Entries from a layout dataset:
----

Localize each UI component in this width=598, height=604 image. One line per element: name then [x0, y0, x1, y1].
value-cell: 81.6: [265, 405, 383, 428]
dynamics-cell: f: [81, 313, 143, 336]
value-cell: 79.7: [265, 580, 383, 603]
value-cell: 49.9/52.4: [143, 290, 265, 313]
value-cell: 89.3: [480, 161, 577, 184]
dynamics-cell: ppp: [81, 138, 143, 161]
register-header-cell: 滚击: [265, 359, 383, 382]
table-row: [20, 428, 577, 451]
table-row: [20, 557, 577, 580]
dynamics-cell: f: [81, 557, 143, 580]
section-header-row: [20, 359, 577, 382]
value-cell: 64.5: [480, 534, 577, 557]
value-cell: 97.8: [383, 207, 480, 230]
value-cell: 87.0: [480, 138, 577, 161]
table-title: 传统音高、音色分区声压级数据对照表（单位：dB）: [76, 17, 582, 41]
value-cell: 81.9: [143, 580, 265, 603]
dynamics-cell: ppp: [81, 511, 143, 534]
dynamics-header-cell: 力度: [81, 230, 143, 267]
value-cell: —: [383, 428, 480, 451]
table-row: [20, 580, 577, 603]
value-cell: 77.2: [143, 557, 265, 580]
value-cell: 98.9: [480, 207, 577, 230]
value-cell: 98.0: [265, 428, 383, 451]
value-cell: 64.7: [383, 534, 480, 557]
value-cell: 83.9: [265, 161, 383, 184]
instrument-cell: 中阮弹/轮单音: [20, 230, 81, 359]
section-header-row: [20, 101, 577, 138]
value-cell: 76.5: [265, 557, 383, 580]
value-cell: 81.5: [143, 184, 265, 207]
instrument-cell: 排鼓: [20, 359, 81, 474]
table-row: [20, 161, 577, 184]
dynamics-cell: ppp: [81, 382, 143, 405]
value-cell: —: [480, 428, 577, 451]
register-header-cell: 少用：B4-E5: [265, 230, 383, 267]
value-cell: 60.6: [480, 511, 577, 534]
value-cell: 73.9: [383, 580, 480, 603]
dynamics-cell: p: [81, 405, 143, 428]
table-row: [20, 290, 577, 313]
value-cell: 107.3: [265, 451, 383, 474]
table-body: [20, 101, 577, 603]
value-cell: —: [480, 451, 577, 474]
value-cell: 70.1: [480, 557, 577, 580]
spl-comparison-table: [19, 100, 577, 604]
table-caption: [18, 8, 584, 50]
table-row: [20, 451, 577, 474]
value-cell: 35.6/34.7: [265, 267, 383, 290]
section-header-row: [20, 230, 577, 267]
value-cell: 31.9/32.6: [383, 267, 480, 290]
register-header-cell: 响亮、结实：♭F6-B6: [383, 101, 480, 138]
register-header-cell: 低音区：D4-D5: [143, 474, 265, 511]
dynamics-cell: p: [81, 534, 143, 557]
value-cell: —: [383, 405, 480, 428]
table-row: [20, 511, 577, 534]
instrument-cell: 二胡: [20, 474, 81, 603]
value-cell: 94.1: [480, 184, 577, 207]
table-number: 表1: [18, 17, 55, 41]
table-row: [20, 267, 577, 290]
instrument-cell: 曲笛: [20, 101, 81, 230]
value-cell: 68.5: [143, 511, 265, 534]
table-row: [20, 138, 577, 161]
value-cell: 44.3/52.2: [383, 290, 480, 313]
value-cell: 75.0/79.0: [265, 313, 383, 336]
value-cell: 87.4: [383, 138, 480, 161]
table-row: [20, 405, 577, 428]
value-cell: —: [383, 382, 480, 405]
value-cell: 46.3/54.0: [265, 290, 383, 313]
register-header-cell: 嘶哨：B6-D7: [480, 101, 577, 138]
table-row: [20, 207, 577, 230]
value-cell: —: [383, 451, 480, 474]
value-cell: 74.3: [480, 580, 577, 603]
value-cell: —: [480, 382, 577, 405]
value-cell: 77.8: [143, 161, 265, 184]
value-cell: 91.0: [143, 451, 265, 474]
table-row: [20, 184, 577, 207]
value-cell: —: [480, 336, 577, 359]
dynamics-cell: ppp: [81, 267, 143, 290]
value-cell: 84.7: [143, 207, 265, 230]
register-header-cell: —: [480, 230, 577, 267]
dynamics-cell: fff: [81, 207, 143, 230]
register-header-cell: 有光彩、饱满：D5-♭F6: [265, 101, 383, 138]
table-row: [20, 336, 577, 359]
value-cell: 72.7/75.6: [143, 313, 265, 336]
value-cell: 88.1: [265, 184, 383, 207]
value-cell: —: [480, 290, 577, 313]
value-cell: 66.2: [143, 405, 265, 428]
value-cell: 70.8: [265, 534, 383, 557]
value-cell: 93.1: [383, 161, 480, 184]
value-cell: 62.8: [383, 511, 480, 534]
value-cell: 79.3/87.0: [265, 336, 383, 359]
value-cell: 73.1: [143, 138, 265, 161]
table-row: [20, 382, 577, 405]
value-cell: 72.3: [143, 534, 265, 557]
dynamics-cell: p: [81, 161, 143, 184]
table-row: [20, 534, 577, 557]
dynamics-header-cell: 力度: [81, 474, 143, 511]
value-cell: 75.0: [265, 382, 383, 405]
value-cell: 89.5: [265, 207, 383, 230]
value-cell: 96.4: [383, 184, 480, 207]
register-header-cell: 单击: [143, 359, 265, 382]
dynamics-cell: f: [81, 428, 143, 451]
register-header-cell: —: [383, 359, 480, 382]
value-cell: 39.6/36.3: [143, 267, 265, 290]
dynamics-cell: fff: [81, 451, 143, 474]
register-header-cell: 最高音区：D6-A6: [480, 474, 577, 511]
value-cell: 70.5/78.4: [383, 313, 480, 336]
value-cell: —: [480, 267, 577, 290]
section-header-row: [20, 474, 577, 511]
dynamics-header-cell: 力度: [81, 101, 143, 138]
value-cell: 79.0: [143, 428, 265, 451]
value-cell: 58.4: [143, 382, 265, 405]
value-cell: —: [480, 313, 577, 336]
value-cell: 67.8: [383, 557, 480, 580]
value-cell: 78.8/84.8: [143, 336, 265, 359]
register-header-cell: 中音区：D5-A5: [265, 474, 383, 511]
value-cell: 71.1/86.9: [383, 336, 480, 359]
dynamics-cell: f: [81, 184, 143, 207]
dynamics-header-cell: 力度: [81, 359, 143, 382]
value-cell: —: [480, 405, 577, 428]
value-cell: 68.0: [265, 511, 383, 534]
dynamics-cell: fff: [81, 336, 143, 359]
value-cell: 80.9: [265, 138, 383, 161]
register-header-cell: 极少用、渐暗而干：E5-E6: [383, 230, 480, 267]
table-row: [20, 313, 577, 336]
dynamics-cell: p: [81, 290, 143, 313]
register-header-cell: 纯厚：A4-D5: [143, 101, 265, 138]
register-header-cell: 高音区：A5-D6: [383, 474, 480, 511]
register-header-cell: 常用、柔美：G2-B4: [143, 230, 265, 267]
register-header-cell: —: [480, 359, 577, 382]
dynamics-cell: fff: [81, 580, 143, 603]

----

Your instructions:
Gather every line of the items above that contains the string "instrument".

Solved exercise:
instrument-cell: 中阮弹/轮单音: [20, 230, 81, 359]
instrument-cell: 排鼓: [20, 359, 81, 474]
instrument-cell: 二胡: [20, 474, 81, 603]
instrument-cell: 曲笛: [20, 101, 81, 230]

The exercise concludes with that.